[Stored items from a collection]
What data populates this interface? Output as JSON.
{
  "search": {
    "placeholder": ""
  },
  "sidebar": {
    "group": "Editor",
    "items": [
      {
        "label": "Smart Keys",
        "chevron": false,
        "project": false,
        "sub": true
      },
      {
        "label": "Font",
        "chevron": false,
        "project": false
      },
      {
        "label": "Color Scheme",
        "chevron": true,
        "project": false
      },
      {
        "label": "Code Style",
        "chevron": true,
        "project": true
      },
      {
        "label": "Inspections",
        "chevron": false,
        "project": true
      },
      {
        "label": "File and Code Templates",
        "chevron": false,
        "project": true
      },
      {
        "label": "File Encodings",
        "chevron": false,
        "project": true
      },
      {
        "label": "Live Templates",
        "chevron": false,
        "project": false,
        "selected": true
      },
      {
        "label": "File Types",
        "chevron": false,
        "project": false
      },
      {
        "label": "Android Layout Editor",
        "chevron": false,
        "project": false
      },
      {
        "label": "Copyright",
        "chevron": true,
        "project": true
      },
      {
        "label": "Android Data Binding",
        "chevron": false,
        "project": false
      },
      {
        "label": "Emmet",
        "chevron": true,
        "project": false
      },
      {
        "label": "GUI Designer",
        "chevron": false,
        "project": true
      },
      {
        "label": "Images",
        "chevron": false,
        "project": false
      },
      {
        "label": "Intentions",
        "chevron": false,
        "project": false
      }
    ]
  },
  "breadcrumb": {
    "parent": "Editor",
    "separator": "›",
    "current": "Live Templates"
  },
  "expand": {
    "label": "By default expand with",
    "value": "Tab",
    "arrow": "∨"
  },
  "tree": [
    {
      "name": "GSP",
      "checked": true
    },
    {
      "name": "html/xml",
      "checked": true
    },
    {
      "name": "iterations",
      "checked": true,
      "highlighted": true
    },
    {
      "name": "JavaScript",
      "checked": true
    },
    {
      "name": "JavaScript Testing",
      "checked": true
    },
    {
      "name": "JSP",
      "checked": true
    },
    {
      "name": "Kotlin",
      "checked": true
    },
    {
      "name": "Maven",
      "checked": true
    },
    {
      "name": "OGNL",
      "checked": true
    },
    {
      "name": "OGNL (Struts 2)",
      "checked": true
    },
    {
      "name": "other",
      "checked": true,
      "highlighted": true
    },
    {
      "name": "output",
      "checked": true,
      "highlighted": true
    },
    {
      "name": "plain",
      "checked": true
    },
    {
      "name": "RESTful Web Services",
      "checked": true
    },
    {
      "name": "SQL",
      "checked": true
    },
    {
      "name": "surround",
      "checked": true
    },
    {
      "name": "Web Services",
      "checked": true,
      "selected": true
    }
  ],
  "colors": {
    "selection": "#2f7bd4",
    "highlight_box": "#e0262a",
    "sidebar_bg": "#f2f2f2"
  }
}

YOUR INSTRUCTIONS
Repeat the material above in full, keeping every word.

COMPLETED EXERCISE
What data populates this interface? Output as JSON.
{
  "search": {
    "placeholder": ""
  },
  "sidebar": {
    "group": "Editor",
    "items": [
      {
        "label": "Smart Keys",
        "chevron": false,
        "project": false,
        "sub": true
      },
      {
        "label": "Font",
        "chevron": false,
        "project": false
      },
      {
        "label": "Color Scheme",
        "chevron": true,
        "project": false
      },
      {
        "label": "Code Style",
        "chevron": true,
        "project": true
      },
      {
        "label": "Inspections",
        "chevron": false,
        "project": true
      },
      {
        "label": "File and Code Templates",
        "chevron": false,
        "project": true
      },
      {
        "label": "File Encodings",
        "chevron": false,
        "project": true
      },
      {
        "label": "Live Templates",
        "chevron": false,
        "project": false,
        "selected": true
      },
      {
        "label": "File Types",
        "chevron": false,
        "project": false
      },
      {
        "label": "Android Layout Editor",
        "chevron": false,
        "project": false
      },
      {
        "label": "Copyright",
        "chevron": true,
        "project": true
      },
      {
        "label": "Android Data Binding",
        "chevron": false,
        "project": false
      },
      {
        "label": "Emmet",
        "chevron": true,
        "project": false
      },
      {
        "label": "GUI Designer",
        "chevron": false,
        "project": true
      },
      {
        "label": "Images",
        "chevron": false,
        "project": false
      },
      {
        "label": "Intentions",
        "chevron": false,
        "project": false
      }
    ]
  },
  "breadcrumb": {
    "parent": "Editor",
    "separator": "›",
    "current": "Live Templates"
  },
  "expand": {
    "label": "By default expand with",
    "value": "Tab",
    "arrow": "∨"
  },
  "tree": [
    {
      "name": "GSP",
      "checked": true
    },
    {
      "name": "html/xml",
      "checked": true
    },
    {
      "name": "iterations",
      "checked": true,
      "highlighted": true
    },
    {
      "name": "JavaScript",
      "checked": true
    },
    {
      "name": "JavaScript Testing",
      "checked": true
    },
    {
      "name": "JSP",
      "checked": true
    },
    {
      "name": "Kotlin",
      "checked": true
    },
    {
      "name": "Maven",
      "checked": true
    },
    {
      "name": "OGNL",
      "checked": true
    },
    {
      "name": "OGNL (Struts 2)",
      "checked": true
    },
    {
      "name": "other",
      "checked": true,
      "highlighted": true
    },
    {
      "name": "output",
      "checked": true,
      "highlighted": true
    },
    {
      "name": "plain",
      "checked": true
    },
    {
      "name": "RESTful Web Services",
      "checked": true
    },
    {
      "name": "SQL",
      "checked": true
    },
    {
      "name": "surround",
      "checked": true
    },
    {
      "name": "Web Services",
      "checked": true,
      "selected": true
    }
  ],
  "colors": {
    "selection": "#2f7bd4",
    "highlight_box": "#e0262a",
    "sidebar_bg": "#f2f2f2"
  }
}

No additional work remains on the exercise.